EXERCISE: Could you write out the records below exactly as they appear?

RECORDS TO PROCESS:
* * * *

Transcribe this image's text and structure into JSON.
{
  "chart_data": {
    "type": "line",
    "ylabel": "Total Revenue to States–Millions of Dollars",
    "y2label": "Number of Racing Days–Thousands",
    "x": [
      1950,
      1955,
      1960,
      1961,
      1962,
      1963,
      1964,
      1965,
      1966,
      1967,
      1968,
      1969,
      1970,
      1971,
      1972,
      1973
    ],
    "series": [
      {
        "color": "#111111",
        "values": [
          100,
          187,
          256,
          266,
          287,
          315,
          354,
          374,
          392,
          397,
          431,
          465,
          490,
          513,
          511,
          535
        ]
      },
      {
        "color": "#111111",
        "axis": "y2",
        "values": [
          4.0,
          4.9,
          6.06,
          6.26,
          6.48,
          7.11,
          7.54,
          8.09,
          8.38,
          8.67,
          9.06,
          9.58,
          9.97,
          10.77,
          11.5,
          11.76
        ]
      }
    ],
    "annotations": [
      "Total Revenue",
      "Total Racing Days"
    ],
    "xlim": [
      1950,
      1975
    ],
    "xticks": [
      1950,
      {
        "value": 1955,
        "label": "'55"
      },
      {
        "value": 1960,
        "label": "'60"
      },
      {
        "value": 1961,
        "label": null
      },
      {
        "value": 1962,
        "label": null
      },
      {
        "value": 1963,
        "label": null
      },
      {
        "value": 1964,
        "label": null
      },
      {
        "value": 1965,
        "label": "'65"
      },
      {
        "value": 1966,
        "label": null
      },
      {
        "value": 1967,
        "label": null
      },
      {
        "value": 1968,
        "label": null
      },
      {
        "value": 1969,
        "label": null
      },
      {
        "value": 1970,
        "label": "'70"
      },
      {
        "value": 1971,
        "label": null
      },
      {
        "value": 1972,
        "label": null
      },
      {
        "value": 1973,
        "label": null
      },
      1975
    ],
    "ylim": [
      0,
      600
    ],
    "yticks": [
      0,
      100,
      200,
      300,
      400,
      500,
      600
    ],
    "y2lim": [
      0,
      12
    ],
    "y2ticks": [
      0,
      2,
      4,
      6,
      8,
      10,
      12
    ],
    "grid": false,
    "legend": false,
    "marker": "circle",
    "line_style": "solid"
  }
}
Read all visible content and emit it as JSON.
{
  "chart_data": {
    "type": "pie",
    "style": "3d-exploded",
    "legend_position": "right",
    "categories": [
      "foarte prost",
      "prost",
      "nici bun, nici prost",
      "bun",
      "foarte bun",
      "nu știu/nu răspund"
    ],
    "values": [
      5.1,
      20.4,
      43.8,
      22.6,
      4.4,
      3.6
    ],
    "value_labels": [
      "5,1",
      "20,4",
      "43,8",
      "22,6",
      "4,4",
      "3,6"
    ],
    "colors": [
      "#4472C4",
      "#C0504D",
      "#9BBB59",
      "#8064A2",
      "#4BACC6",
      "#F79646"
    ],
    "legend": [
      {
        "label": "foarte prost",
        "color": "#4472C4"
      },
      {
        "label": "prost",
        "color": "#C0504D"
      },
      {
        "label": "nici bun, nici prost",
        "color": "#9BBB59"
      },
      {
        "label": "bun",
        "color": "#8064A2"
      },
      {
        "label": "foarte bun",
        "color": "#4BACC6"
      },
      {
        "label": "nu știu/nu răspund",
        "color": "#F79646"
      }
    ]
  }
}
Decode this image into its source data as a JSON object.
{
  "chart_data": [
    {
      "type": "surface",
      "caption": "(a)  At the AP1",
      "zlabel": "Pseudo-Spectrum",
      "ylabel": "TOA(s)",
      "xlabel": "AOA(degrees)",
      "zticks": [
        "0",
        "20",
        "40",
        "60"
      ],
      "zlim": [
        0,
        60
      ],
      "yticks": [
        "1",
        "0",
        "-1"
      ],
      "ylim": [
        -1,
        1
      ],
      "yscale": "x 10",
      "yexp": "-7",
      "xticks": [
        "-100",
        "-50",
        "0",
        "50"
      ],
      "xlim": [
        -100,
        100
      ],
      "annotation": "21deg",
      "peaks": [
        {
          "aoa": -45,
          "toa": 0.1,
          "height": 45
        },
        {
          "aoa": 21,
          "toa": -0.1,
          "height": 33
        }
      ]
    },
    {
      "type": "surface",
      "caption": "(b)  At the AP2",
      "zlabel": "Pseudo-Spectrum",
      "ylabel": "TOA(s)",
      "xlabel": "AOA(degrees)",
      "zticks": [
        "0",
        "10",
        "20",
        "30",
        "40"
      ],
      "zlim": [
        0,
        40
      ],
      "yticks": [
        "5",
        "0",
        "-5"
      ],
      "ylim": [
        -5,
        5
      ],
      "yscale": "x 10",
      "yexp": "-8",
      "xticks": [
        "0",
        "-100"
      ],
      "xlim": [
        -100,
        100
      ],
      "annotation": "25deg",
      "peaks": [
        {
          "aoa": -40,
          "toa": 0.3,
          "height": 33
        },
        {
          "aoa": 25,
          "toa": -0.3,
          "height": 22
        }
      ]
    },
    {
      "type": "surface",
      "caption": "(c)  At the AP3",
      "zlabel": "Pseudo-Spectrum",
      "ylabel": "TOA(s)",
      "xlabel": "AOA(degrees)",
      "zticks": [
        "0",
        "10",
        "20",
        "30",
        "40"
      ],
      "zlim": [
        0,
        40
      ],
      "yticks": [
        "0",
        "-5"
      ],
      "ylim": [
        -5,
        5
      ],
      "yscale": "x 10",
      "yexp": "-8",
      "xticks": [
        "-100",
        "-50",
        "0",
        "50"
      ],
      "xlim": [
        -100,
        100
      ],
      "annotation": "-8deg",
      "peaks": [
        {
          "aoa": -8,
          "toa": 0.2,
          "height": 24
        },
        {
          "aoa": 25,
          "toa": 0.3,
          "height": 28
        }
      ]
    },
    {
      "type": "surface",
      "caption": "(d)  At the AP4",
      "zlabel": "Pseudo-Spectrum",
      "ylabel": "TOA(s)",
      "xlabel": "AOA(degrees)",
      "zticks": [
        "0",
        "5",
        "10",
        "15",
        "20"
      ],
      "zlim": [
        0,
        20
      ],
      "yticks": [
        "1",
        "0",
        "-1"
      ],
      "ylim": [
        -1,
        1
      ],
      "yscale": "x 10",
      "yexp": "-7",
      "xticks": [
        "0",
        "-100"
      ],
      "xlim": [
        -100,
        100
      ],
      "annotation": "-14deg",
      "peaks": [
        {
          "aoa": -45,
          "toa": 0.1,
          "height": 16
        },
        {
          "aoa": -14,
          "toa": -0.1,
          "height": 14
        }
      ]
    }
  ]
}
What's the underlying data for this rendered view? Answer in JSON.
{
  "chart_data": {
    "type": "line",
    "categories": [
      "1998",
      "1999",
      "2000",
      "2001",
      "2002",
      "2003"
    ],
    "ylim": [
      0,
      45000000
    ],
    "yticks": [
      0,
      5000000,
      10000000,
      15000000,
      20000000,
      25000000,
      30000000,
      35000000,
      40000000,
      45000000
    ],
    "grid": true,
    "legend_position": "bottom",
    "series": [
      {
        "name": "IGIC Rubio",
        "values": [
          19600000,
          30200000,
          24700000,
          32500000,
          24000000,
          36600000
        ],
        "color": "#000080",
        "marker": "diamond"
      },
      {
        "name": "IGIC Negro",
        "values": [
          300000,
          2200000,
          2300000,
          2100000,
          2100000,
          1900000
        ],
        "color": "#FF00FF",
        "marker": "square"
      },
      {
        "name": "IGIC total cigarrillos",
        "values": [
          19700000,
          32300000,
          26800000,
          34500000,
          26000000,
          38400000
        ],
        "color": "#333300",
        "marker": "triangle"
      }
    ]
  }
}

* * * *

OUTPUT:
Transcribe this image's text and structure into JSON.
{
  "chart_data": {
    "type": "line",
    "ylabel": "Total Revenue to States–Millions of Dollars",
    "y2label": "Number of Racing Days–Thousands",
    "x": [
      1950,
      1955,
      1960,
      1961,
      1962,
      1963,
      1964,
      1965,
      1966,
      1967,
      1968,
      1969,
      1970,
      1971,
      1972,
      1973
    ],
    "series": [
      {
        "color": "#111111",
        "values": [
          100,
          187,
          256,
          266,
          287,
          315,
          354,
          374,
          392,
          397,
          431,
          465,
          490,
          513,
          511,
          535
        ]
      },
      {
        "color": "#111111",
        "axis": "y2",
        "values": [
          4.0,
          4.9,
          6.06,
          6.26,
          6.48,
          7.11,
          7.54,
          8.09,
          8.38,
          8.67,
          9.06,
          9.58,
          9.97,
          10.77,
          11.5,
          11.76
        ]
      }
    ],
    "annotations": [
      "Total Revenue",
      "Total Racing Days"
    ],
    "xlim": [
      1950,
      1975
    ],
    "xticks": [
      1950,
      {
        "value": 1955,
        "label": "'55"
      },
      {
        "value": 1960,
        "label": "'60"
      },
      {
        "value": 1961,
        "label": null
      },
      {
        "value": 1962,
        "label": null
      },
      {
        "value": 1963,
        "label": null
      },
      {
        "value": 1964,
        "label": null
      },
      {
        "value": 1965,
        "label": "'65"
      },
      {
        "value": 1966,
        "label": null
      },
      {
        "value": 1967,
        "label": null
      },
      {
        "value": 1968,
        "label": null
      },
      {
        "value": 1969,
        "label": null
      },
      {
        "value": 1970,
        "label": "'70"
      },
      {
        "value": 1971,
        "label": null
      },
      {
        "value": 1972,
        "label": null
      },
      {
        "value": 1973,
        "label": null
      },
      1975
    ],
    "ylim": [
      0,
      600
    ],
    "yticks": [
      0,
      100,
      200,
      300,
      400,
      500,
      600
    ],
    "y2lim": [
      0,
      12
    ],
    "y2ticks": [
      0,
      2,
      4,
      6,
      8,
      10,
      12
    ],
    "grid": false,
    "legend": false,
    "marker": "circle",
    "line_style": "solid"
  }
}
Read all visible content and emit it as JSON.
{
  "chart_data": {
    "type": "pie",
    "style": "3d-exploded",
    "legend_position": "right",
    "categories": [
      "foarte prost",
      "prost",
      "nici bun, nici prost",
      "bun",
      "foarte bun",
      "nu știu/nu răspund"
    ],
    "values": [
      5.1,
      20.4,
      43.8,
      22.6,
      4.4,
      3.6
    ],
    "value_labels": [
      "5,1",
      "20,4",
      "43,8",
      "22,6",
      "4,4",
      "3,6"
    ],
    "colors": [
      "#4472C4",
      "#C0504D",
      "#9BBB59",
      "#8064A2",
      "#4BACC6",
      "#F79646"
    ],
    "legend": [
      {
        "label": "foarte prost",
        "color": "#4472C4"
      },
      {
        "label": "prost",
        "color": "#C0504D"
      },
      {
        "label": "nici bun, nici prost",
        "color": "#9BBB59"
      },
      {
        "label": "bun",
        "color": "#8064A2"
      },
      {
        "label": "foarte bun",
        "color": "#4BACC6"
      },
      {
        "label": "nu știu/nu răspund",
        "color": "#F79646"
      }
    ]
  }
}
Decode this image into its source data as a JSON object.
{
  "chart_data": [
    {
      "type": "surface",
      "caption": "(a)  At the AP1",
      "zlabel": "Pseudo-Spectrum",
      "ylabel": "TOA(s)",
      "xlabel": "AOA(degrees)",
      "zticks": [
        "0",
        "20",
        "40",
        "60"
      ],
      "zlim": [
        0,
        60
      ],
      "yticks": [
        "1",
        "0",
        "-1"
      ],
      "ylim": [
        -1,
        1
      ],
      "yscale": "x 10",
      "yexp": "-7",
      "xticks": [
        "-100",
        "-50",
        "0",
        "50"
      ],
      "xlim": [
        -100,
        100
      ],
      "annotation": "21deg",
      "peaks": [
        {
          "aoa": -45,
          "toa": 0.1,
          "height": 45
        },
        {
          "aoa": 21,
          "toa": -0.1,
          "height": 33
        }
      ]
    },
    {
      "type": "surface",
      "caption": "(b)  At the AP2",
      "zlabel": "Pseudo-Spectrum",
      "ylabel": "TOA(s)",
      "xlabel": "AOA(degrees)",
      "zticks": [
        "0",
        "10",
        "20",
        "30",
        "40"
      ],
      "zlim": [
        0,
        40
      ],
      "yticks": [
        "5",
        "0",
        "-5"
      ],
      "ylim": [
        -5,
        5
      ],
      "yscale": "x 10",
      "yexp": "-8",
      "xticks": [
        "0",
        "-100"
      ],
      "xlim": [
        -100,
        100
      ],
      "annotation": "25deg",
      "peaks": [
        {
          "aoa": -40,
          "toa": 0.3,
          "height": 33
        },
        {
          "aoa": 25,
          "toa": -0.3,
          "height": 22
        }
      ]
    },
    {
      "type": "surface",
      "caption": "(c)  At the AP3",
      "zlabel": "Pseudo-Spectrum",
      "ylabel": "TOA(s)",
      "xlabel": "AOA(degrees)",
      "zticks": [
        "0",
        "10",
        "20",
        "30",
        "40"
      ],
      "zlim": [
        0,
        40
      ],
      "yticks": [
        "0",
        "-5"
      ],
      "ylim": [
        -5,
        5
      ],
      "yscale": "x 10",
      "yexp": "-8",
      "xticks": [
        "-100",
        "-50",
        "0",
        "50"
      ],
      "xlim": [
        -100,
        100
      ],
      "annotation": "-8deg",
      "peaks": [
        {
          "aoa": -8,
          "toa": 0.2,
          "height": 24
        },
        {
          "aoa": 25,
          "toa": 0.3,
          "height": 28
        }
      ]
    },
    {
      "type": "surface",
      "caption": "(d)  At the AP4",
      "zlabel": "Pseudo-Spectrum",
      "ylabel": "TOA(s)",
      "xlabel": "AOA(degrees)",
      "zticks": [
        "0",
        "5",
        "10",
        "15",
        "20"
      ],
      "zlim": [
        0,
        20
      ],
      "yticks": [
        "1",
        "0",
        "-1"
      ],
      "ylim": [
        -1,
        1
      ],
      "yscale": "x 10",
      "yexp": "-7",
      "xticks": [
        "0",
        "-100"
      ],
      "xlim": [
        -100,
        100
      ],
      "annotation": "-14deg",
      "peaks": [
        {
          "aoa": -45,
          "toa": 0.1,
          "height": 16
        },
        {
          "aoa": -14,
          "toa": -0.1,
          "height": 14
        }
      ]
    }
  ]
}
What's the underlying data for this rendered view? Answer in JSON.
{
  "chart_data": {
    "type": "line",
    "categories": [
      "1998",
      "1999",
      "2000",
      "2001",
      "2002",
      "2003"
    ],
    "ylim": [
      0,
      45000000
    ],
    "yticks": [
      0,
      5000000,
      10000000,
      15000000,
      20000000,
      25000000,
      30000000,
      35000000,
      40000000,
      45000000
    ],
    "grid": true,
    "legend_position": "bottom",
    "series": [
      {
        "name": "IGIC Rubio",
        "values": [
          19600000,
          30200000,
          24700000,
          32500000,
          24000000,
          36600000
        ],
        "color": "#000080",
        "marker": "diamond"
      },
      {
        "name": "IGIC Negro",
        "values": [
          300000,
          2200000,
          2300000,
          2100000,
          2100000,
          1900000
        ],
        "color": "#FF00FF",
        "marker": "square"
      },
      {
        "name": "IGIC total cigarrillos",
        "values": [
          19700000,
          32300000,
          26800000,
          34500000,
          26000000,
          38400000
        ],
        "color": "#333300",
        "marker": "triangle"
      }
    ]
  }
}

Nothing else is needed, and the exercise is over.